• CHALLENGE: Give the material again in full, matching it exactly.

• INPUT:
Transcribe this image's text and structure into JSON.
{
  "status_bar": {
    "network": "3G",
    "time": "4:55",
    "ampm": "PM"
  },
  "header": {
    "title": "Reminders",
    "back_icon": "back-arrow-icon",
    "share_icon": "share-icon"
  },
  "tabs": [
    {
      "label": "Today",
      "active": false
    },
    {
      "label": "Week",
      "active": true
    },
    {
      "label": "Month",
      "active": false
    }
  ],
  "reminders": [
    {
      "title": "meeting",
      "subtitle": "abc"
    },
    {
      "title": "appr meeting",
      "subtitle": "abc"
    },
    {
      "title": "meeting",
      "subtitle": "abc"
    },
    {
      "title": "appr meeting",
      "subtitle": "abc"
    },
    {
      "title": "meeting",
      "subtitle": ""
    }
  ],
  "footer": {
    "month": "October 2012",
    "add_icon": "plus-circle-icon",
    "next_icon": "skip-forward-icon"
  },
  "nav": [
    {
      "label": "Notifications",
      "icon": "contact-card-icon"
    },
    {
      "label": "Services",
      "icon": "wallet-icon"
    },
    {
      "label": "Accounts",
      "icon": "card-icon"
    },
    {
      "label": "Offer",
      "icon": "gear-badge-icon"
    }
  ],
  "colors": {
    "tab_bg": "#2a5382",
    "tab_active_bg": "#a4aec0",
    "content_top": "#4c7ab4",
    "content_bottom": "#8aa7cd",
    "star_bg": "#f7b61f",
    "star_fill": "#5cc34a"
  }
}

• WRITTEN ANSWER:
Transcribe this image's text and structure into JSON.
{
  "status_bar": {
    "network": "3G",
    "time": "4:55",
    "ampm": "PM"
  },
  "header": {
    "title": "Reminders",
    "back_icon": "back-arrow-icon",
    "share_icon": "share-icon"
  },
  "tabs": [
    {
      "label": "Today",
      "active": false
    },
    {
      "label": "Week",
      "active": true
    },
    {
      "label": "Month",
      "active": false
    }
  ],
  "reminders": [
    {
      "title": "meeting",
      "subtitle": "abc"
    },
    {
      "title": "appr meeting",
      "subtitle": "abc"
    },
    {
      "title": "meeting",
      "subtitle": "abc"
    },
    {
      "title": "appr meeting",
      "subtitle": "abc"
    },
    {
      "title": "meeting",
      "subtitle": ""
    }
  ],
  "footer": {
    "month": "October 2012",
    "add_icon": "plus-circle-icon",
    "next_icon": "skip-forward-icon"
  },
  "nav": [
    {
      "label": "Notifications",
      "icon": "contact-card-icon"
    },
    {
      "label": "Services",
      "icon": "wallet-icon"
    },
    {
      "label": "Accounts",
      "icon": "card-icon"
    },
    {
      "label": "Offer",
      "icon": "gear-badge-icon"
    }
  ],
  "colors": {
    "tab_bg": "#2a5382",
    "tab_active_bg": "#a4aec0",
    "content_top": "#4c7ab4",
    "content_bottom": "#8aa7cd",
    "star_bg": "#f7b61f",
    "star_fill": "#5cc34a"
  }
}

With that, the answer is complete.